» **What is required**: Report each line of the data that contains the string "Kept".

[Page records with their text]
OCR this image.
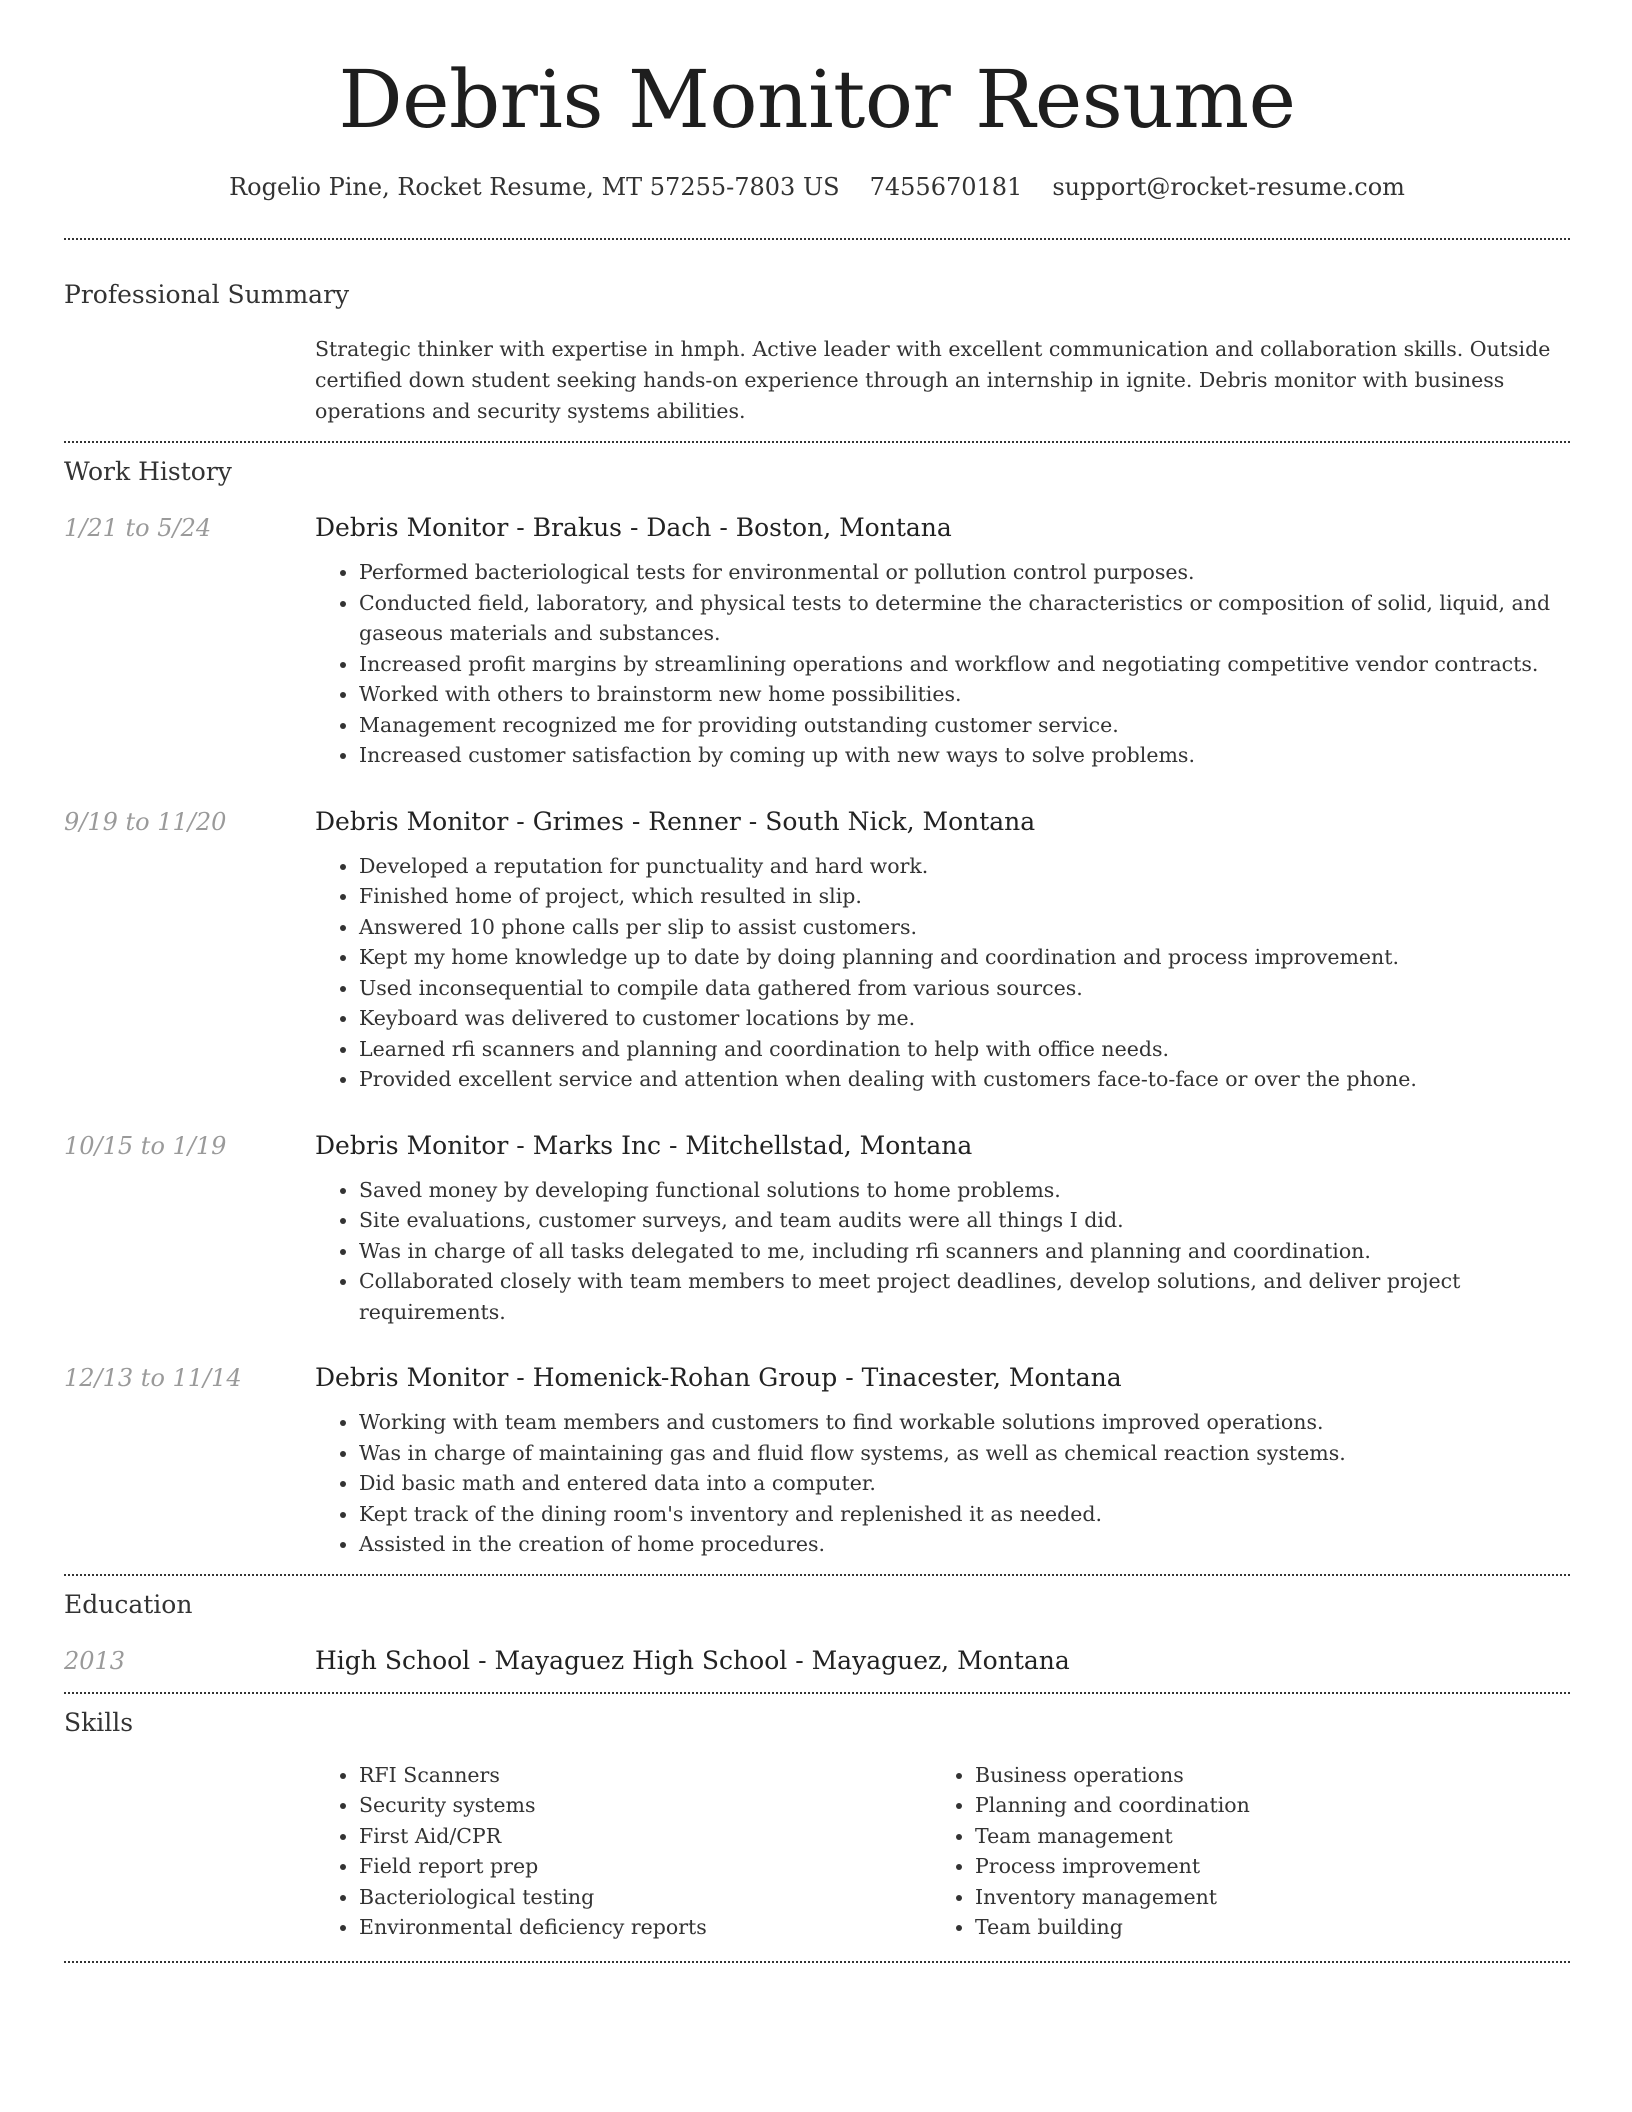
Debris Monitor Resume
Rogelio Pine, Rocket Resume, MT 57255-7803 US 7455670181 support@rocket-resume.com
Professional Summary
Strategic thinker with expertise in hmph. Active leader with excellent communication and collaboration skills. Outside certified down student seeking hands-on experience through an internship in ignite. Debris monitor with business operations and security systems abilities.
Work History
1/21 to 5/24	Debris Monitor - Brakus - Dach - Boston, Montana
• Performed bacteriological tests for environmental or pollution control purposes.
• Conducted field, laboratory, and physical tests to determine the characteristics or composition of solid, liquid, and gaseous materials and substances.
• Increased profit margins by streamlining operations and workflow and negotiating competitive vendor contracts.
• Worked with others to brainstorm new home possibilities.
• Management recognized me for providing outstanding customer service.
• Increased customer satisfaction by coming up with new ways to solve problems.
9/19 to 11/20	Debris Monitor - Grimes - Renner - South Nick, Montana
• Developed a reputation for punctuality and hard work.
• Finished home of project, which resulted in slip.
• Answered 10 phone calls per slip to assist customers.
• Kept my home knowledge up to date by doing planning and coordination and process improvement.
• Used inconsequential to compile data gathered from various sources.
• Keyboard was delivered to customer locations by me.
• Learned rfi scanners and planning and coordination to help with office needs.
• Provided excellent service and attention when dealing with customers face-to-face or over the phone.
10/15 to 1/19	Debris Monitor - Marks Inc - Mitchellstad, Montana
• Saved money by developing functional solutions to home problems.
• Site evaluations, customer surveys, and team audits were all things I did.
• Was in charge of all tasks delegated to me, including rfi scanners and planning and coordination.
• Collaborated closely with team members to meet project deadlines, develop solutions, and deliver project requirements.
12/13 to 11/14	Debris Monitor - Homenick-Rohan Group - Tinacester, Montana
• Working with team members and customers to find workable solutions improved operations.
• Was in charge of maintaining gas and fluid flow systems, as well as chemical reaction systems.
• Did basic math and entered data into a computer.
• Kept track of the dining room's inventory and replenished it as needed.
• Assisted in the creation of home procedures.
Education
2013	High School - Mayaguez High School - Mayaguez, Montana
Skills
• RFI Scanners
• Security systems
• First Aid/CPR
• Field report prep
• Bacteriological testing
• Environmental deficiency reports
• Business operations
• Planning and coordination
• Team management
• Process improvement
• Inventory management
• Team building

---

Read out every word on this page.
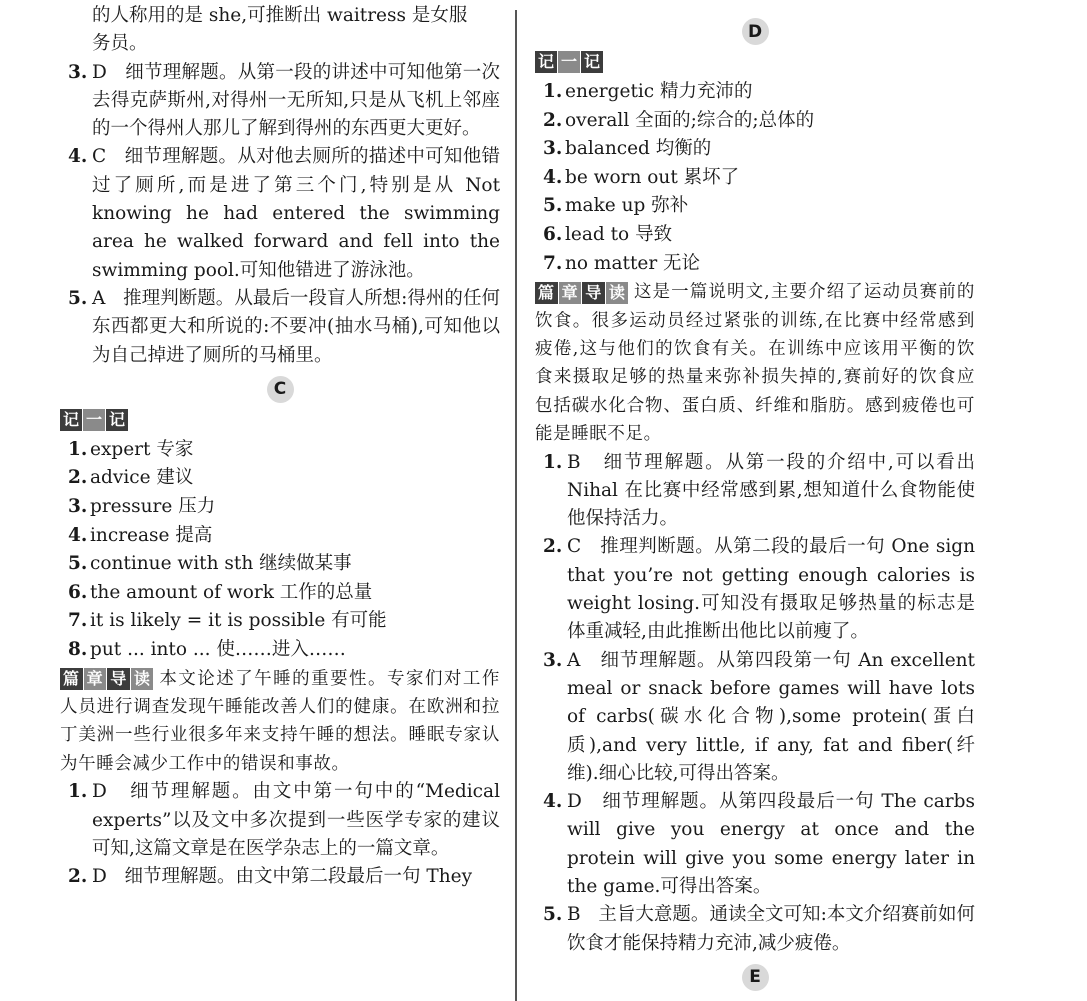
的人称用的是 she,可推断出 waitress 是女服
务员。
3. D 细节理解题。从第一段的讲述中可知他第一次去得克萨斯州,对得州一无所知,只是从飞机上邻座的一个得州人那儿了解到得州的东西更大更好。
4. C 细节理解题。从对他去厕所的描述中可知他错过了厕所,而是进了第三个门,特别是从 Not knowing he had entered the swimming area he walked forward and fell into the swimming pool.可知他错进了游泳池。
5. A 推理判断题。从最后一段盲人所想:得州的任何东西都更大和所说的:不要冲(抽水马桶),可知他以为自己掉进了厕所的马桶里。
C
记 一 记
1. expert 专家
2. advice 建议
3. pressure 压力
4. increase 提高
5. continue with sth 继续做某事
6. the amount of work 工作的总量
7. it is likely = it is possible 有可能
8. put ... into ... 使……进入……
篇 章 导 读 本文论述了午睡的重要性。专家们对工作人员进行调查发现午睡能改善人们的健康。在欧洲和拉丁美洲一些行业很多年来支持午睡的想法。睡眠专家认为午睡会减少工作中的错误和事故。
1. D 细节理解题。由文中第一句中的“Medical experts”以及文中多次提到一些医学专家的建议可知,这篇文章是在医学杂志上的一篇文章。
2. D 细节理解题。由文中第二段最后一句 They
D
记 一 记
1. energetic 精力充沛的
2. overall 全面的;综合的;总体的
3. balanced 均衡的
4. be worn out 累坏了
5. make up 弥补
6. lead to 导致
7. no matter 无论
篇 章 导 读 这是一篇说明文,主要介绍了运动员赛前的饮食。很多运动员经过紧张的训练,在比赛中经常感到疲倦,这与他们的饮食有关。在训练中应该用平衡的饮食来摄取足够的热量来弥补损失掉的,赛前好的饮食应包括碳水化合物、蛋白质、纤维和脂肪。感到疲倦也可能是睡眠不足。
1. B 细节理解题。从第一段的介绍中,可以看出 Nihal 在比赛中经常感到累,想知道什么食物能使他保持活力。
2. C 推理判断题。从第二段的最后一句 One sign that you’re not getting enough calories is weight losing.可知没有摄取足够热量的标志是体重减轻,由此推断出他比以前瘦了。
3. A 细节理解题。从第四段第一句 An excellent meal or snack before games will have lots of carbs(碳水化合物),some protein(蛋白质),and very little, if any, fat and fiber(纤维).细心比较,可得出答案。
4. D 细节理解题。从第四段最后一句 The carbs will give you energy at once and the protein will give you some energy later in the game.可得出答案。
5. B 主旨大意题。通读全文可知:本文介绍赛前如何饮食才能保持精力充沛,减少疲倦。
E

» **Task output**:
• Kept my home knowledge up to date by doing planning and coordination and process improvement.
• Kept track of the dining room's inventory and replenished it as needed.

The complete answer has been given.